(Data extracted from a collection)
------------------------------
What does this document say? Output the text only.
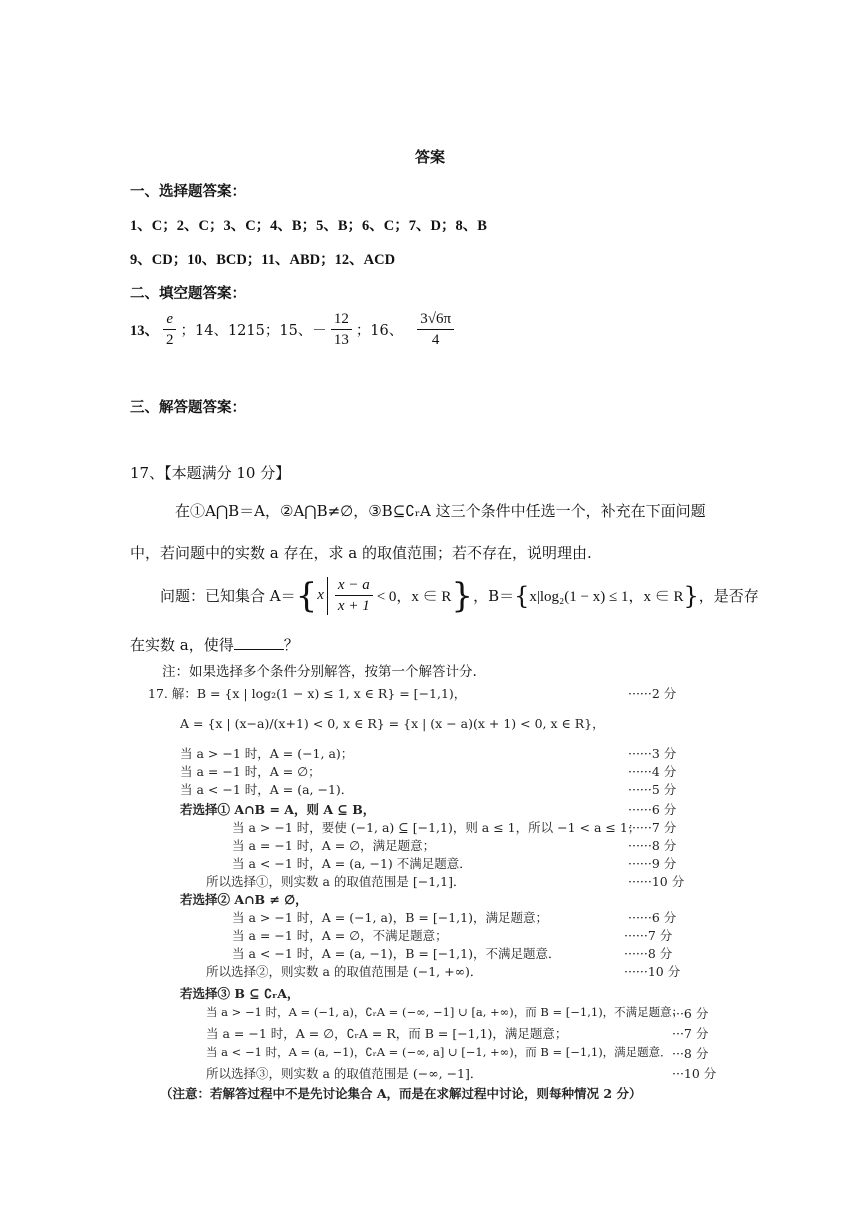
答案
一、选择题答案：
1、C；2、C；3、C；4、B；5、B；6、C；7、D；8、B
9、CD；10、BCD；11、ABD；12、ACD
二、填空题答案：
13、 $\frac{e}{2}$ ；14、1215；15、－ $\frac{12}{13}$ ；16、 $\frac{3√6\pi}{4}$
三、解答题答案：
17、【本题满分 10 分】
在①A⋂B＝A，②A⋂B≠∅，③B⊆∁ᵣA 这三个条件中任选一个，补充在下面问题
中，若问题中的实数 a 存在，求 a 的取值范围；若不存在，说明理由.
问题：已知集合 A＝ { x $\frac{x - a}{x + 1} < 0$，x ∈ R } ，B＝ { x|log₂(1 − x) ≤ 1，x ∈ R } ，是否存
在实数 a，使得	？
注：如果选择多个条件分别解答，按第一个解答计分.
17. 解：B = {x | log₂(1 − x) ≤ 1, x ∈ R} = [−1,1)，
A = {x | (x−a)/(x+1) < 0, x ∈ R} = {x | (x − a)(x + 1) < 0, x ∈ R}，
当 a > −1 时，A = (−1, a)；
当 a = −1 时，A = ∅；
当 a < −1 时，A = (a, −1)．
若选择① A∩B = A，则 A ⊆ B，
当 a > −1 时，要使 (−1, a) ⊆ [−1,1)，则 a ≤ 1，所以 −1 < a ≤ 1；
当 a = −1 时，A = ∅，满足题意；
当 a < −1 时，A = (a, −1) 不满足题意．
所以选择①，则实数 a 的取值范围是 [−1,1]．
若选择② A∩B ≠ ∅，
当 a > −1 时，A = (−1, a)，B = [−1,1)，满足题意；
当 a = −1 时，A = ∅，不满足题意；
当 a < −1 时，A = (a, −1)，B = [−1,1)，不满足题意．
所以选择②，则实数 a 的取值范围是 (−1, +∞)．
若选择③ B ⊆ ∁ᵣA，
当 a > −1 时，A = (−1, a)，∁ᵣA = (−∞, −1] ∪ [a, +∞)，而 B = [−1,1)，不满足题意；
当 a = −1 时，A = ∅，∁ᵣA = R，而 B = [−1,1)，满足题意；
当 a < −1 时，A = (a, −1)，∁ᵣA = (−∞, a] ∪ [−1, +∞)，而 B = [−1,1)，满足题意．
所以选择③，则实数 a 的取值范围是 (−∞, −1]．
（注意：若解答过程中不是先讨论集合 A，而是在求解过程中讨论，则每种情况 2 分）
······2 分
······3 分
······4 分
······5 分
······6 分
······7 分
······8 分
······9 分
······10 分
······6 分
······7 分
······8 分
······10 分
···6 分
···7 分
···8 分
···10 分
------------------------------
Problem to solve: Print all of the records shown above exactly, leaving out each picture.

Exercise output:
What does this document say? Output the text only.
答案
一、选择题答案：
1、C；2、C；3、C；4、B；5、B；6、C；7、D；8、B
9、CD；10、BCD；11、ABD；12、ACD
二、填空题答案：
13、 $\frac{e}{2}$ ；14、1215；15、－ $\frac{12}{13}$ ；16、 $\frac{3√6\pi}{4}$
三、解答题答案：
17、【本题满分 10 分】
在①A⋂B＝A，②A⋂B≠∅，③B⊆∁ᵣA 这三个条件中任选一个，补充在下面问题
中，若问题中的实数 a 存在，求 a 的取值范围；若不存在，说明理由.
问题：已知集合 A＝ { x $\frac{x - a}{x + 1} < 0$，x ∈ R } ，B＝ { x|log₂(1 − x) ≤ 1，x ∈ R } ，是否存
在实数 a，使得	？
注：如果选择多个条件分别解答，按第一个解答计分.
17. 解：B = {x | log₂(1 − x) ≤ 1, x ∈ R} = [−1,1)，
A = {x | (x−a)/(x+1) < 0, x ∈ R} = {x | (x − a)(x + 1) < 0, x ∈ R}，
当 a > −1 时，A = (−1, a)；
当 a = −1 时，A = ∅；
当 a < −1 时，A = (a, −1)．
若选择① A∩B = A，则 A ⊆ B，
当 a > −1 时，要使 (−1, a) ⊆ [−1,1)，则 a ≤ 1，所以 −1 < a ≤ 1；
当 a = −1 时，A = ∅，满足题意；
当 a < −1 时，A = (a, −1) 不满足题意．
所以选择①，则实数 a 的取值范围是 [−1,1]．
若选择② A∩B ≠ ∅，
当 a > −1 时，A = (−1, a)，B = [−1,1)，满足题意；
当 a = −1 时，A = ∅，不满足题意；
当 a < −1 时，A = (a, −1)，B = [−1,1)，不满足题意．
所以选择②，则实数 a 的取值范围是 (−1, +∞)．
若选择③ B ⊆ ∁ᵣA，
当 a > −1 时，A = (−1, a)，∁ᵣA = (−∞, −1] ∪ [a, +∞)，而 B = [−1,1)，不满足题意；
当 a = −1 时，A = ∅，∁ᵣA = R，而 B = [−1,1)，满足题意；
当 a < −1 时，A = (a, −1)，∁ᵣA = (−∞, a] ∪ [−1, +∞)，而 B = [−1,1)，满足题意．
所以选择③，则实数 a 的取值范围是 (−∞, −1]．
（注意：若解答过程中不是先讨论集合 A，而是在求解过程中讨论，则每种情况 2 分）
······2 分
······3 分
······4 分
······5 分
······6 分
······7 分
······8 分
······9 分
······10 分
······6 分
······7 分
······8 分
······10 分
···6 分
···7 分
···8 分
···10 分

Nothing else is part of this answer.